** START ENTRIES SUPPLIED **
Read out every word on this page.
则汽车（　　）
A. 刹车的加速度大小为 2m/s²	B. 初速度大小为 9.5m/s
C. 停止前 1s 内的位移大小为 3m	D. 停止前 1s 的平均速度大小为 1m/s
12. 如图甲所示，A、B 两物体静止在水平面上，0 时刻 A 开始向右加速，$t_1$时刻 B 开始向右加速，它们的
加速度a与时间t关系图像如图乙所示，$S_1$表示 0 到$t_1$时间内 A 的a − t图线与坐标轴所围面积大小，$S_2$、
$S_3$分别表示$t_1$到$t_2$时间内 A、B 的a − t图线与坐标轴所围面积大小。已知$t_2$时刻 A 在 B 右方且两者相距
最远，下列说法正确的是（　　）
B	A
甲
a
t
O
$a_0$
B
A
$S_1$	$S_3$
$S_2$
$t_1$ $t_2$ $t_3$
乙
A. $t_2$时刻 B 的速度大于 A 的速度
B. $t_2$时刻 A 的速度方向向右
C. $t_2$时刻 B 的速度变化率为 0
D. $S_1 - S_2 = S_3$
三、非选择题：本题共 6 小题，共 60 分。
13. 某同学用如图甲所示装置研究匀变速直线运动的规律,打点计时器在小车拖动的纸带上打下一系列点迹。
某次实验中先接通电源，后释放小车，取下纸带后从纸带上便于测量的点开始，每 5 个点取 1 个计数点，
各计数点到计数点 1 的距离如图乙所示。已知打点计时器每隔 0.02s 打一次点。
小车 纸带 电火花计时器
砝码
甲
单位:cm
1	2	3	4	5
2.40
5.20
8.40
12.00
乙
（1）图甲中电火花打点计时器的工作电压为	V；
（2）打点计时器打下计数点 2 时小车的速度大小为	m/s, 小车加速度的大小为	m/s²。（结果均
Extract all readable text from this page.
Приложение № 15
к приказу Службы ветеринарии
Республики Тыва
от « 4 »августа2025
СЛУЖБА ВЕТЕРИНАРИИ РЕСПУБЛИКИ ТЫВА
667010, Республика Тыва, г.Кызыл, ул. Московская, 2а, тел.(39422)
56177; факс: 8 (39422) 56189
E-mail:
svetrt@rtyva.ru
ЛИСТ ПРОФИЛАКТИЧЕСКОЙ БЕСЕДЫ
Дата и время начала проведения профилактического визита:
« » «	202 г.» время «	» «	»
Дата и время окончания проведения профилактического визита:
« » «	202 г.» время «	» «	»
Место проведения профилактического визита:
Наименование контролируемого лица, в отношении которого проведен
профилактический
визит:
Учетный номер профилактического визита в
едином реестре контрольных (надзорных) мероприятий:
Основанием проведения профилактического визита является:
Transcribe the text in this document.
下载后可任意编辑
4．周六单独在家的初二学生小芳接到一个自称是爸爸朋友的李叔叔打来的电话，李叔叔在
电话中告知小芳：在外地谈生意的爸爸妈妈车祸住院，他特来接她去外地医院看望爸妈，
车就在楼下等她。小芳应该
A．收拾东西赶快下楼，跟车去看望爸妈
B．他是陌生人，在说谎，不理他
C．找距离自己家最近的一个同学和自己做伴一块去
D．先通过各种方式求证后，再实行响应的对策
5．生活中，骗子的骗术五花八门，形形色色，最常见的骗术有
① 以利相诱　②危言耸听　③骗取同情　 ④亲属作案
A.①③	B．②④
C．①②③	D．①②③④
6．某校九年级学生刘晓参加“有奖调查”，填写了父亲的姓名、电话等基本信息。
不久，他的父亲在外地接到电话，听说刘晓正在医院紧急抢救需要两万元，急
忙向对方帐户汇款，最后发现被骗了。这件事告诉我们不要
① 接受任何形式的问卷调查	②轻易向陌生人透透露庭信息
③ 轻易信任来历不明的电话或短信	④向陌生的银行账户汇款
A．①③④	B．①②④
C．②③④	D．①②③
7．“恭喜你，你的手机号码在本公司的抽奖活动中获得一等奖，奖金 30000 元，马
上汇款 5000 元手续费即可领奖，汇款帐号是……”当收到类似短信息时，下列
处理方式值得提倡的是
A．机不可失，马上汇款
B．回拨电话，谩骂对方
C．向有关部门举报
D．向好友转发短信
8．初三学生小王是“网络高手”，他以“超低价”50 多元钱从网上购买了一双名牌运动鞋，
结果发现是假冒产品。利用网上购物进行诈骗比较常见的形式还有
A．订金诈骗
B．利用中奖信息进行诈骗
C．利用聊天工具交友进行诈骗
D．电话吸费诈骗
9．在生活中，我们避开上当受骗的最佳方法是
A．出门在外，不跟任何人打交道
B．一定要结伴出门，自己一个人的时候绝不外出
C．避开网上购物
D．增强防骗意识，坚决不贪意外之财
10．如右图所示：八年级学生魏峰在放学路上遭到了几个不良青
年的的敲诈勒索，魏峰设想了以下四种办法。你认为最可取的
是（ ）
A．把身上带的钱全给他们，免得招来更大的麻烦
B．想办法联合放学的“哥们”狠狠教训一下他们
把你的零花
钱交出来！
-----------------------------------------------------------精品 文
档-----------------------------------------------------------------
** END ENTRIES SUPPLIED **
◆ WHAT TO WORK ON
List all lines holding the string "время".

◆ EXERCISE RESPONSE
Дата и время начала проведения профилактического визита:
« » «	202 г.» время «	» «	»
Дата и время окончания проведения профилактического визита:
« » «	202 г.» время «	» «	»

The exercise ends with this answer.